> [Direction]
Your task is to transcribe all the entries exactly, excluding pictures.

> [Record set]
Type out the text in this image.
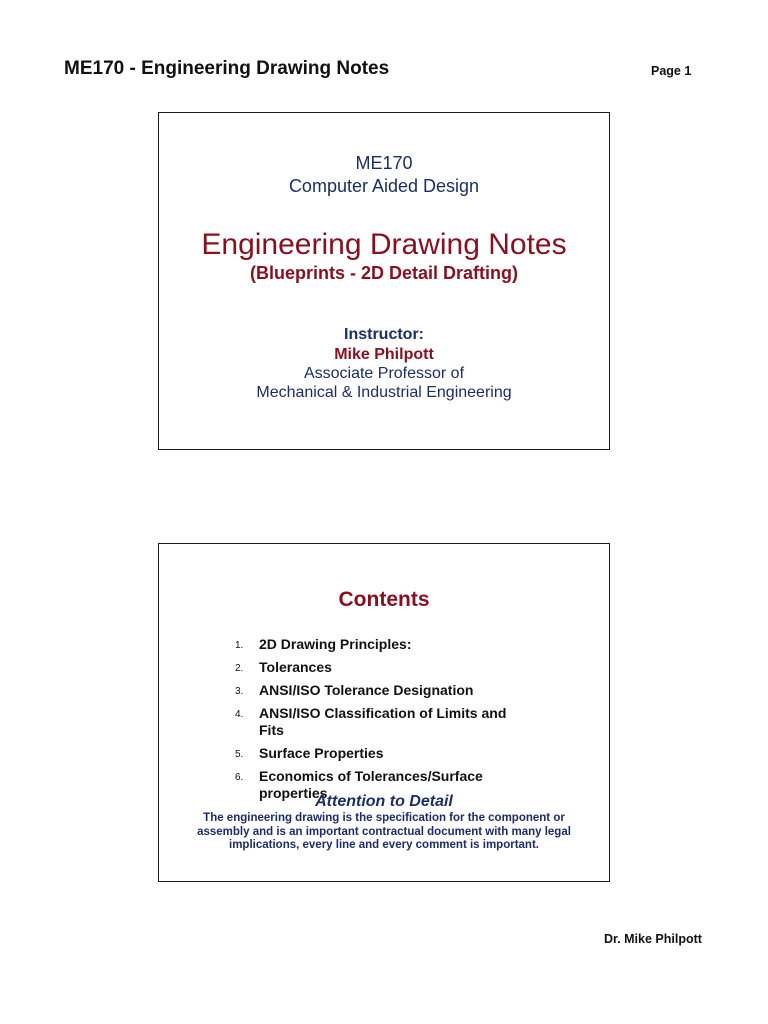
ME170 - Engineering Drawing Notes	Page 1
ME170
Computer Aided Design
Engineering Drawing Notes
(Blueprints - 2D Detail Drafting)
Instructor:
Mike Philpott
Associate Professor of
Mechanical & Industrial Engineering
Contents
1. 2D Drawing Principles:
2. Tolerances
3. ANSI/ISO Tolerance Designation
4. ANSI/ISO Classification of Limits and Fits
5. Surface Properties
6. Economics of Tolerances/Surface properties
Attention to Detail
The engineering drawing is the specification for the component or assembly and is an important contractual document with many legal implications, every line and every comment is important.
Dr. Mike Philpott
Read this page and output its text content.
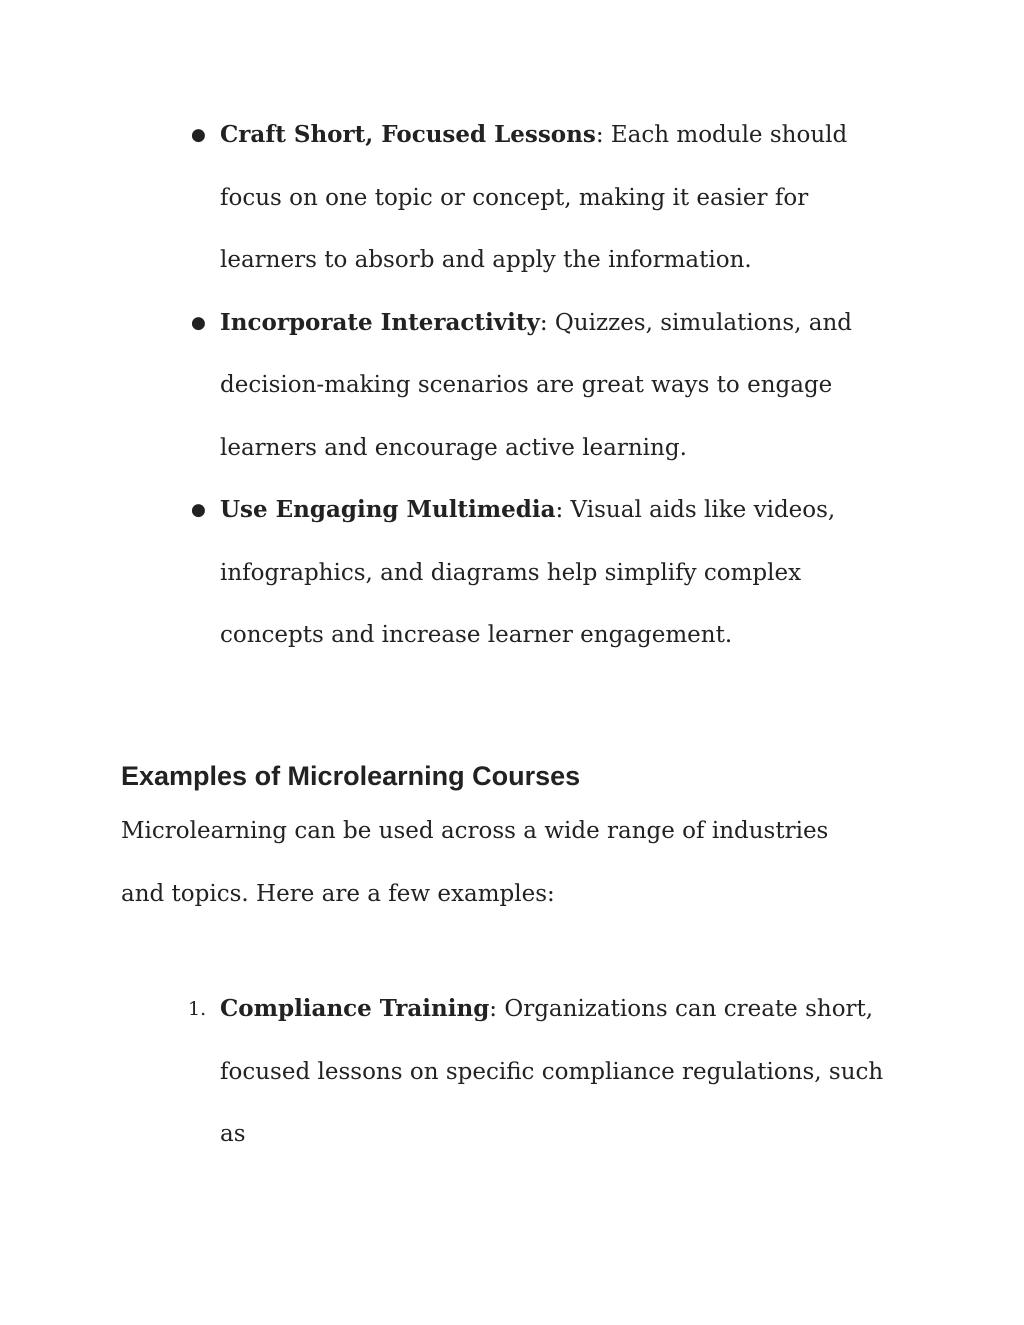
● Craft Short, Focused Lessons: Each module should focus on one topic or concept, making it easier for learners to absorb and apply the information.
● Incorporate Interactivity: Quizzes, simulations, and decision-making scenarios are great ways to engage learners and encourage active learning.
● Use Engaging Multimedia: Visual aids like videos, infographics, and diagrams help simplify complex concepts and increase learner engagement.
Examples of Microlearning Courses

Microlearning can be used across a wide range of industries and topics. Here are a few examples:

1. Compliance Training: Organizations can create short, focused lessons on specific compliance regulations, such as
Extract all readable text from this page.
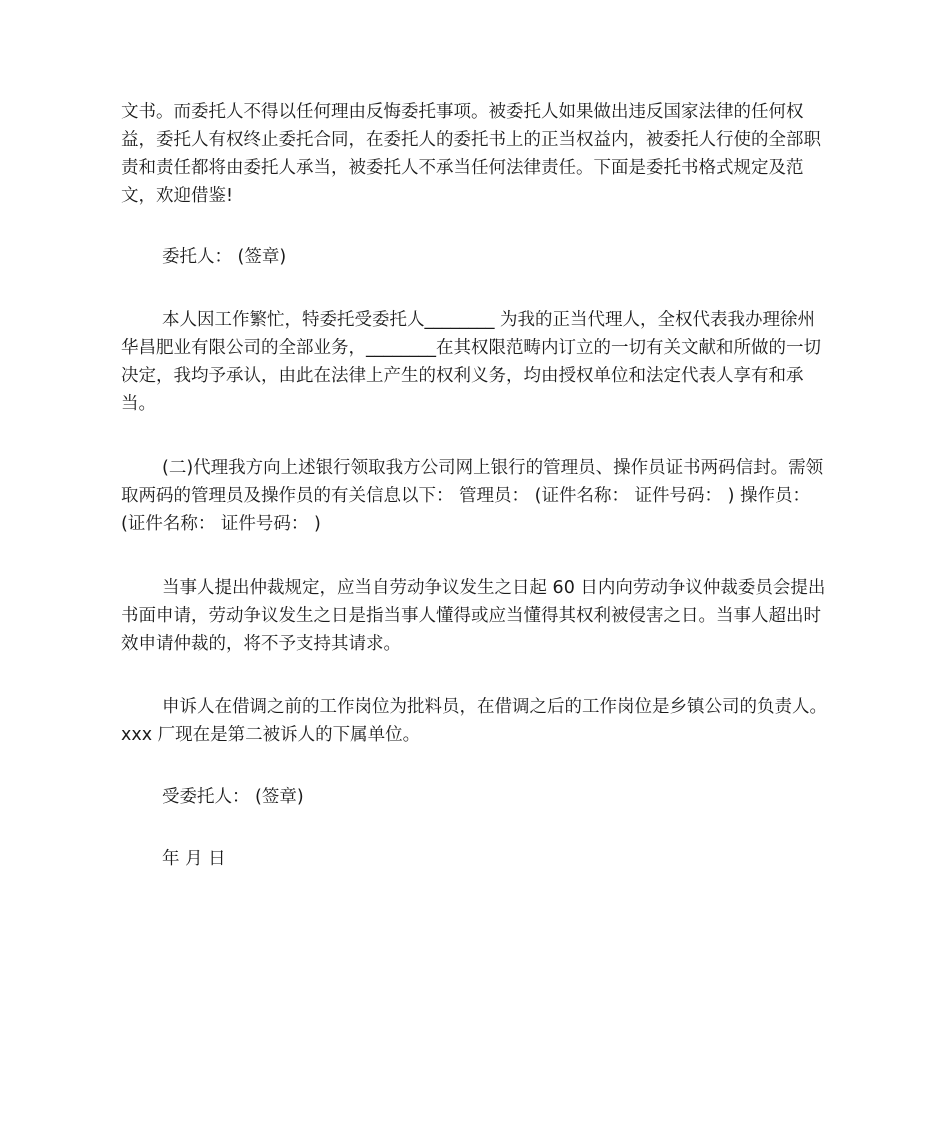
文书。而委托人不得以任何理由反悔委托事项。被委托人如果做出违反国家法律的任何权益，委托人有权终止委托合同，在委托人的委托书上的正当权益内，被委托人行使的全部职责和责任都将由委托人承当，被委托人不承当任何法律责任。下面是委托书格式规定及范文，欢迎借鉴!

委托人： (签章)

本人因工作繁忙，特委托受委托人________ 为我的正当代理人，全权代表我办理徐州 华昌肥业有限公司的全部业务，________在其权限范畴内订立的一切有关文献和所做的一切决定，我均予承认，由此在法律上产生的权利义务，均由授权单位和法定代表人享有和承当。

(二)代理我方向上述银行领取我方公司网上银行的管理员、操作员证书两码信封。需领取两码的管理员及操作员的有关信息以下： 管理员： (证件名称： 证件号码： ) 操作员： (证件名称： 证件号码： )

当事人提出仲裁规定，应当自劳动争议发生之日起 60 日内向劳动争议仲裁委员会提出书面申请，劳动争议发生之日是指当事人懂得或应当懂得其权利被侵害之日。当事人超出时效申请仲裁的，将不予支持其请求。

申诉人在借调之前的工作岗位为批料员，在借调之后的工作岗位是乡镇公司的负责人。xxx 厂现在是第二被诉人的下属单位。

受委托人： (签章)

年 月 日
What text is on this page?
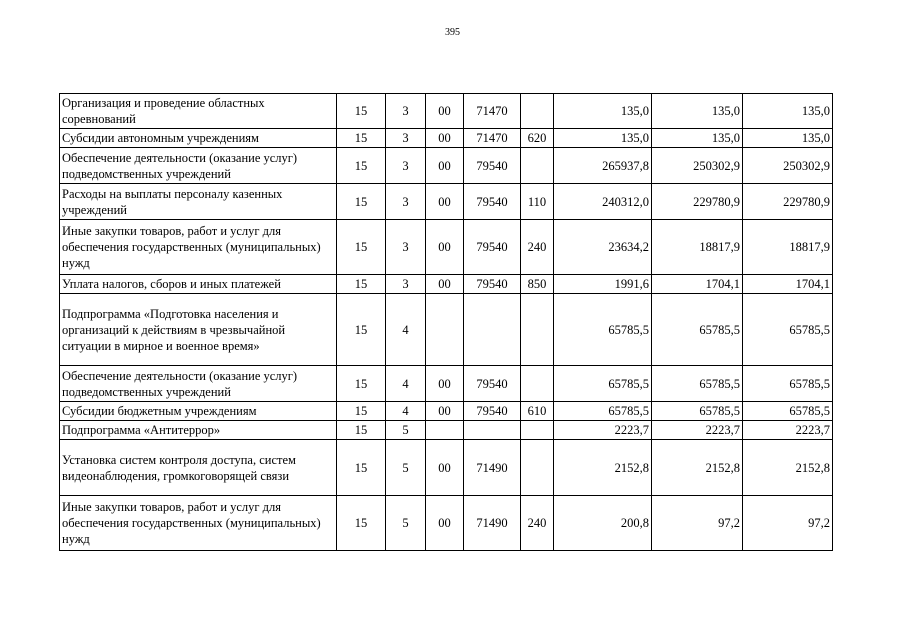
395
Организация и проведение областных соревнований	15	3	00	71470		135,0	135,0	135,0
Субсидии автономным учреждениям	15	3	00	71470	620	135,0	135,0	135,0
Обеспечение деятельности (оказание услуг) подведомственных учреждений	15	3	00	79540		265937,8	250302,9	250302,9
Расходы на выплаты персоналу казенных учреждений	15	3	00	79540	110	240312,0	229780,9	229780,9
Иные закупки товаров, работ и услуг для обеспечения государственных (муниципальных) нужд	15	3	00	79540	240	23634,2	18817,9	18817,9
Уплата налогов, сборов и иных платежей	15	3	00	79540	850	1991,6	1704,1	1704,1
Подпрограмма «Подготовка населения и организаций к действиям в чрезвычайной ситуации в мирное и военное время»	15	4				65785,5	65785,5	65785,5
Обеспечение деятельности (оказание услуг) подведомственных учреждений	15	4	00	79540		65785,5	65785,5	65785,5
Субсидии бюджетным учреждениям	15	4	00	79540	610	65785,5	65785,5	65785,5
Подпрограмма «Антитеррор»	15	5				2223,7	2223,7	2223,7
Установка систем контроля доступа, систем видеонаблюдения, громкоговорящей связи	15	5	00	71490		2152,8	2152,8	2152,8
Иные закупки товаров, работ и услуг для обеспечения государственных (муниципальных) нужд	15	5	00	71490	240	200,8	97,2	97,2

> [Written reply]
Type out the text in this image.
ME170 - Engineering Drawing Notes	Page 1
ME170
Computer Aided Design
Engineering Drawing Notes
(Blueprints - 2D Detail Drafting)
Instructor:
Mike Philpott
Associate Professor of
Mechanical & Industrial Engineering
Contents
1. 2D Drawing Principles:
2. Tolerances
3. ANSI/ISO Tolerance Designation
4. ANSI/ISO Classification of Limits and Fits
5. Surface Properties
6. Economics of Tolerances/Surface properties
Attention to Detail
The engineering drawing is the specification for the component or assembly and is an important contractual document with many legal implications, every line and every comment is important.
Dr. Mike Philpott
Read this page and output its text content.
● Craft Short, Focused Lessons: Each module should focus on one topic or concept, making it easier for learners to absorb and apply the information.
● Incorporate Interactivity: Quizzes, simulations, and decision-making scenarios are great ways to engage learners and encourage active learning.
● Use Engaging Multimedia: Visual aids like videos, infographics, and diagrams help simplify complex concepts and increase learner engagement.
Examples of Microlearning Courses

Microlearning can be used across a wide range of industries and topics. Here are a few examples:

1. Compliance Training: Organizations can create short, focused lessons on specific compliance regulations, such as
Extract all readable text from this page.
文书。而委托人不得以任何理由反悔委托事项。被委托人如果做出违反国家法律的任何权益，委托人有权终止委托合同，在委托人的委托书上的正当权益内，被委托人行使的全部职责和责任都将由委托人承当，被委托人不承当任何法律责任。下面是委托书格式规定及范文，欢迎借鉴!

委托人： (签章)

本人因工作繁忙，特委托受委托人________ 为我的正当代理人，全权代表我办理徐州 华昌肥业有限公司的全部业务，________在其权限范畴内订立的一切有关文献和所做的一切决定，我均予承认，由此在法律上产生的权利义务，均由授权单位和法定代表人享有和承当。

(二)代理我方向上述银行领取我方公司网上银行的管理员、操作员证书两码信封。需领取两码的管理员及操作员的有关信息以下： 管理员： (证件名称： 证件号码： ) 操作员： (证件名称： 证件号码： )

当事人提出仲裁规定，应当自劳动争议发生之日起 60 日内向劳动争议仲裁委员会提出书面申请，劳动争议发生之日是指当事人懂得或应当懂得其权利被侵害之日。当事人超出时效申请仲裁的，将不予支持其请求。

申诉人在借调之前的工作岗位为批料员，在借调之后的工作岗位是乡镇公司的负责人。xxx 厂现在是第二被诉人的下属单位。

受委托人： (签章)

年 月 日
What text is on this page?
395
Организация и проведение областных соревнований	15	3	00	71470		135,0	135,0	135,0
Субсидии автономным учреждениям	15	3	00	71470	620	135,0	135,0	135,0
Обеспечение деятельности (оказание услуг) подведомственных учреждений	15	3	00	79540		265937,8	250302,9	250302,9
Расходы на выплаты персоналу казенных учреждений	15	3	00	79540	110	240312,0	229780,9	229780,9
Иные закупки товаров, работ и услуг для обеспечения государственных (муниципальных) нужд	15	3	00	79540	240	23634,2	18817,9	18817,9
Уплата налогов, сборов и иных платежей	15	3	00	79540	850	1991,6	1704,1	1704,1
Подпрограмма «Подготовка населения и организаций к действиям в чрезвычайной ситуации в мирное и военное время»	15	4				65785,5	65785,5	65785,5
Обеспечение деятельности (оказание услуг) подведомственных учреждений	15	4	00	79540		65785,5	65785,5	65785,5
Субсидии бюджетным учреждениям	15	4	00	79540	610	65785,5	65785,5	65785,5
Подпрограмма «Антитеррор»	15	5				2223,7	2223,7	2223,7
Установка систем контроля доступа, систем видеонаблюдения, громкоговорящей связи	15	5	00	71490		2152,8	2152,8	2152,8
Иные закупки товаров, работ и услуг для обеспечения государственных (муниципальных) нужд	15	5	00	71490	240	200,8	97,2	97,2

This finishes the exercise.